◆ Extracts from a graphics dataset
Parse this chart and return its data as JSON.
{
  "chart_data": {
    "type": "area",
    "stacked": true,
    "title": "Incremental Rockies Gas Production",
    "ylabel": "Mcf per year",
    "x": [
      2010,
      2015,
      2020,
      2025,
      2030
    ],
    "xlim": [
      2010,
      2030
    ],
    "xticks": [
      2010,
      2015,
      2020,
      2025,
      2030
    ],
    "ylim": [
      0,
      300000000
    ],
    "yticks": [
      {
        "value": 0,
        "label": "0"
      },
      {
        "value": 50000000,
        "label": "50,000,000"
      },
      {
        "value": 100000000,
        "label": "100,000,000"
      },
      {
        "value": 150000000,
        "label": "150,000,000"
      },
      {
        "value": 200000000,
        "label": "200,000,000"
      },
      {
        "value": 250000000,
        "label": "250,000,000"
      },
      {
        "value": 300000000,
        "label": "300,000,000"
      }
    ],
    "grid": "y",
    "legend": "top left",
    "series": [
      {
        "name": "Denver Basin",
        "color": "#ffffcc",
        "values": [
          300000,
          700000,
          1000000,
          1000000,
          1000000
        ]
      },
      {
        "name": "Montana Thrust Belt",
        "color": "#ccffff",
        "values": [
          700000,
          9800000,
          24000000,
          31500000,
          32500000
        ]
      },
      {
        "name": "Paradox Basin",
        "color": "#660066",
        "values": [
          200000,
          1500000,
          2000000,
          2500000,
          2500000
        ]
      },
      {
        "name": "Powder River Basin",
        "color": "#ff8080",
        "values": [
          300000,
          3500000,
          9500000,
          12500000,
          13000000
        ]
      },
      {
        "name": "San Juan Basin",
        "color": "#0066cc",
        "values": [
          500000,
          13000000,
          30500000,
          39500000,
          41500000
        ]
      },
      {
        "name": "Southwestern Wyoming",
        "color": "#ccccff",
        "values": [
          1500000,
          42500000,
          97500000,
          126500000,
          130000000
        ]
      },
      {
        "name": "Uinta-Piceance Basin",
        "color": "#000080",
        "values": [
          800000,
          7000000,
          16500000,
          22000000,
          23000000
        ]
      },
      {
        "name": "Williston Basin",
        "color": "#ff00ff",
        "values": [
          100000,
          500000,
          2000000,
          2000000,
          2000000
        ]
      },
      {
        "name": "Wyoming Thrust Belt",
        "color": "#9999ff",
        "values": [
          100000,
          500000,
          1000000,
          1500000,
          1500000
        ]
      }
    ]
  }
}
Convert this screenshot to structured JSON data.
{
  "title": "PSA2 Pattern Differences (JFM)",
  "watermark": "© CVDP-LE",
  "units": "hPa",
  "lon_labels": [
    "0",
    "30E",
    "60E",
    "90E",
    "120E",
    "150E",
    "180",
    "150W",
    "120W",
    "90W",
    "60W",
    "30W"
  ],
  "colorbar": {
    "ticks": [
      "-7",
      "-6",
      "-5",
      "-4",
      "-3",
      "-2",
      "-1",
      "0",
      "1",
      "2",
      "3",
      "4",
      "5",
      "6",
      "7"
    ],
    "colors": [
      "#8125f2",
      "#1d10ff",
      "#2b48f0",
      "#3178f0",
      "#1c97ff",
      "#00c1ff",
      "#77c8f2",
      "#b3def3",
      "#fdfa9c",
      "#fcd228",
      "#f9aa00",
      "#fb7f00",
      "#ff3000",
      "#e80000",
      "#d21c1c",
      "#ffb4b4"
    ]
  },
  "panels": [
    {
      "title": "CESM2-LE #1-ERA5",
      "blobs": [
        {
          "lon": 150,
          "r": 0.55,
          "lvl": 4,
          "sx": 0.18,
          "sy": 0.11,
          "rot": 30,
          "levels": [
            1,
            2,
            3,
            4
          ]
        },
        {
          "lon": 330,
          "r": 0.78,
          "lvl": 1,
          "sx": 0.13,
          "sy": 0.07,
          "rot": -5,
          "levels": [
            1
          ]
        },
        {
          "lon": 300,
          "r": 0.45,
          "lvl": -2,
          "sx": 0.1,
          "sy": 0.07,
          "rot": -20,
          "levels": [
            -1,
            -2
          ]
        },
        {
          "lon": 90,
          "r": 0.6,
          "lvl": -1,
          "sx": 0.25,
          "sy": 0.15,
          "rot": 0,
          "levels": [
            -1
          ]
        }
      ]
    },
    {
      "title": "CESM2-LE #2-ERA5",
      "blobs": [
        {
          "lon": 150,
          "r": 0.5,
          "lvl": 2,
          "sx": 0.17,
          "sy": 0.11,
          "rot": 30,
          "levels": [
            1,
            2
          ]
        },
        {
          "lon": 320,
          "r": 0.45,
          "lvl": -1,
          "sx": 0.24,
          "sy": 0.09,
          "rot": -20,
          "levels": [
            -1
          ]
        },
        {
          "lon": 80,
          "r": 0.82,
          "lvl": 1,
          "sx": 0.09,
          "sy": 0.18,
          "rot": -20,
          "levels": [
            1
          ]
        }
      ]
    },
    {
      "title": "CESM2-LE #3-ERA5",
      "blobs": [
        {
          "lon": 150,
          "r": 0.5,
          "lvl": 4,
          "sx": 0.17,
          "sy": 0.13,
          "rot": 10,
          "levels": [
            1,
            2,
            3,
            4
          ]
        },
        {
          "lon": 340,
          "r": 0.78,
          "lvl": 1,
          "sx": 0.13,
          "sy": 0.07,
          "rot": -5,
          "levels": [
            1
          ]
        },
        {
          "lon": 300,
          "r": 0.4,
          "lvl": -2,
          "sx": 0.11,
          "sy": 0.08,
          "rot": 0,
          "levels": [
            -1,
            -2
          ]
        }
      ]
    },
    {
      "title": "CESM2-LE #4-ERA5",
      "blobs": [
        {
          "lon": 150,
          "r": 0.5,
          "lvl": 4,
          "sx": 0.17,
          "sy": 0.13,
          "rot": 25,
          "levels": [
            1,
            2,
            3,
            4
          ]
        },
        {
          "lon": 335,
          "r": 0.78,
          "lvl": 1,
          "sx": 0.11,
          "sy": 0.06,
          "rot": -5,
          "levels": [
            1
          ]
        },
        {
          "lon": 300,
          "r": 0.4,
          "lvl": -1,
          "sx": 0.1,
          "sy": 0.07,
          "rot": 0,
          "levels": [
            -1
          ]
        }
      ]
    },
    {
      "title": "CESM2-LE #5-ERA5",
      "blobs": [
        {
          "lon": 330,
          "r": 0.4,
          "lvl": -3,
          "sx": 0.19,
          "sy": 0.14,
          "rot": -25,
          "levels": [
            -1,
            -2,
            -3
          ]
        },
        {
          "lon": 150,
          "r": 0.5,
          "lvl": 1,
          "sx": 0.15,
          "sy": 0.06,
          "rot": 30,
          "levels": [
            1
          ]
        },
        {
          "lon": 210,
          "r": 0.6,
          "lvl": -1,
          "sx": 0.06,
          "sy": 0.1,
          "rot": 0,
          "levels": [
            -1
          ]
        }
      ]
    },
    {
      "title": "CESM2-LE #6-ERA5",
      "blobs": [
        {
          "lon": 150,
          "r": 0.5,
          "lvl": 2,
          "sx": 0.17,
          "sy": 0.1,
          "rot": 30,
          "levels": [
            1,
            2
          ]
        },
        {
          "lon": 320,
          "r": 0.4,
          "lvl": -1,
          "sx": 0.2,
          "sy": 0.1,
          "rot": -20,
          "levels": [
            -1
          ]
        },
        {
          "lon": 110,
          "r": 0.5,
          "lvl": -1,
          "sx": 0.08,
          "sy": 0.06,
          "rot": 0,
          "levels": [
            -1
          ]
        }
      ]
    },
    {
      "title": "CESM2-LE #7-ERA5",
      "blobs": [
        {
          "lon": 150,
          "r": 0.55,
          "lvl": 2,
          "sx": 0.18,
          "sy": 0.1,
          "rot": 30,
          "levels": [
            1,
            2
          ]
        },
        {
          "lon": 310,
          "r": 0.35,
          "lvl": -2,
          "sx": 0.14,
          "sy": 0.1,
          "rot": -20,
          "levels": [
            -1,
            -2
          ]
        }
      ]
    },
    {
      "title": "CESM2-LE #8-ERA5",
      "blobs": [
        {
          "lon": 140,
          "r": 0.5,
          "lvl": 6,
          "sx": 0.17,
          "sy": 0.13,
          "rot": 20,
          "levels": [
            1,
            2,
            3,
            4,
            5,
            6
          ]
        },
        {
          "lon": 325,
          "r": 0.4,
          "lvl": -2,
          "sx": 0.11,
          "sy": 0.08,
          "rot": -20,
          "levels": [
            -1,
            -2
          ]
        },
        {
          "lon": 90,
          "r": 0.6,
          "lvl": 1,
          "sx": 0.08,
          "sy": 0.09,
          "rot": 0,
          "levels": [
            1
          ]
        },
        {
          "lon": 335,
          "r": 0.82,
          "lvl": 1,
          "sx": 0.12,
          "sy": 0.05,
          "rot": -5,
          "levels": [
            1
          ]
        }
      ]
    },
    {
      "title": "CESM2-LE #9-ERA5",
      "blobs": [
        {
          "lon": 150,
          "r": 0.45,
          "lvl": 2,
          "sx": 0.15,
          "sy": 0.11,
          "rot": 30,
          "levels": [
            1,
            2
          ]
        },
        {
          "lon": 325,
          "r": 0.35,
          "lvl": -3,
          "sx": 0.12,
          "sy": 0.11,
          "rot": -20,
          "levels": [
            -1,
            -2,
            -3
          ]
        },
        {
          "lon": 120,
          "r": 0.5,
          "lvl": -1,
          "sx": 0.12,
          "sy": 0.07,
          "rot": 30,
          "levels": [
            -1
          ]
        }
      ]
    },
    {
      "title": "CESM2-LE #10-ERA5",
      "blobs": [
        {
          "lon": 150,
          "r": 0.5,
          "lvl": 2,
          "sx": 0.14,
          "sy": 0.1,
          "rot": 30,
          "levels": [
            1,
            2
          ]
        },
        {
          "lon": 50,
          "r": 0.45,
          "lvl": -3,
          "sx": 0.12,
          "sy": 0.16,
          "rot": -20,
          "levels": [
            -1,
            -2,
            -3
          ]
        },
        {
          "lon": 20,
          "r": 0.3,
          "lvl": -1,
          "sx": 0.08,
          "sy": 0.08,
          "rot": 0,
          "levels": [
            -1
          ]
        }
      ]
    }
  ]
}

◆ What you will do
Extract every line from the records above that contains the word "Belt".

◆ The answer
        "name": "Montana Thrust Belt",
        "name": "Wyoming Thrust Belt",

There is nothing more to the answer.